[Exercise requirements]
Identify every line containing the word "Lakkautettavaksi" and reproduce each one.

** Start **

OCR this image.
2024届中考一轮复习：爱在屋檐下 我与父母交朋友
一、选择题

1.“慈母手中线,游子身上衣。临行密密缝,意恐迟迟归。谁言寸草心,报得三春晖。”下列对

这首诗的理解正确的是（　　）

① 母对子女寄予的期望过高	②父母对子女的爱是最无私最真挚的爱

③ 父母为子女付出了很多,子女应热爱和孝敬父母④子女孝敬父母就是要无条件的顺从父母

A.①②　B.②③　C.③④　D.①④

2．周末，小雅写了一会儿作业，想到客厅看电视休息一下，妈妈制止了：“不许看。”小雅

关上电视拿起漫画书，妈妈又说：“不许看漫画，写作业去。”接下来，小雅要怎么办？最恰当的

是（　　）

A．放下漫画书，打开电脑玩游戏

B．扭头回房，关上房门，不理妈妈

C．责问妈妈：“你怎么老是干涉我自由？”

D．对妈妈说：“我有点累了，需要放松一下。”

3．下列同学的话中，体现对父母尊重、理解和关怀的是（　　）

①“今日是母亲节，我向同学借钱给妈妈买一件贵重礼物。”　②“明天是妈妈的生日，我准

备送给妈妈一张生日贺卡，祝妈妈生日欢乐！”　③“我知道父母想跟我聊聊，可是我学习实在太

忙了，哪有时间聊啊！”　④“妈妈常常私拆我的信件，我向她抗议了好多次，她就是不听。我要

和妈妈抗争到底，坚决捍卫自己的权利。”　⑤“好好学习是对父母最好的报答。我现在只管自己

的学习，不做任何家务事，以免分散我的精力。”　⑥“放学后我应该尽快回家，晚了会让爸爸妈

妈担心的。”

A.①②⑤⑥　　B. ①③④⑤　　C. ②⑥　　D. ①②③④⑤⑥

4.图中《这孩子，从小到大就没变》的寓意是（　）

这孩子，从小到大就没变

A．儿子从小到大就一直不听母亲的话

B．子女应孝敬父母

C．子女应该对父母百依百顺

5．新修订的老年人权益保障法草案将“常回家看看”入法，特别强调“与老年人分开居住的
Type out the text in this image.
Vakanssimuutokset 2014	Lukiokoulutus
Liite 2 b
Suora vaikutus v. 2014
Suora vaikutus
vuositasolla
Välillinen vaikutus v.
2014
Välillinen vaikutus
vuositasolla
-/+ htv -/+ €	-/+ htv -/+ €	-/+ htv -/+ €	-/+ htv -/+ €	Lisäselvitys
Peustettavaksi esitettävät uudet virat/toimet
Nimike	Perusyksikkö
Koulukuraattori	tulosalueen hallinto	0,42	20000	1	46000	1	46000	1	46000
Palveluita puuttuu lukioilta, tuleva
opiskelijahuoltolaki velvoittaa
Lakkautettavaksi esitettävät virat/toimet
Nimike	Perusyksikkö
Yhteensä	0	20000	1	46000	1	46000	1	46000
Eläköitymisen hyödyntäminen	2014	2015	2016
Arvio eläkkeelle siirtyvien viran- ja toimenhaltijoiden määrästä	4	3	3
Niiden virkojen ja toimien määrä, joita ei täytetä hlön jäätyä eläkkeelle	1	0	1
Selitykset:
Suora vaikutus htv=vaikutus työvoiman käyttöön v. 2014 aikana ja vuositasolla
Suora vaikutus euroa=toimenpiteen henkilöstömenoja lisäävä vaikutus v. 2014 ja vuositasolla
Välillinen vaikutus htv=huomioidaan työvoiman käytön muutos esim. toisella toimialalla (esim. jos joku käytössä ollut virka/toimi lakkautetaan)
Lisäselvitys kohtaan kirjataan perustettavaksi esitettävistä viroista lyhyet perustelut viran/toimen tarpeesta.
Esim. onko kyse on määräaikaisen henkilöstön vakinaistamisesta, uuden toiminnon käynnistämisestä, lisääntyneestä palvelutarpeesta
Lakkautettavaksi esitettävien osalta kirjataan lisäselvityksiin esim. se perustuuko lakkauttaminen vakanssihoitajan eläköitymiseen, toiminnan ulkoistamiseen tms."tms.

** End **

[Task result]
Lakkautettavaksi esitettävät virat/toimet
Lakkautettavaksi esitettävien osalta kirjataan lisäselvityksiin esim. se perustuuko lakkauttaminen vakanssihoitajan eläköitymiseen, toiminnan ulkoistamiseen tms."tms.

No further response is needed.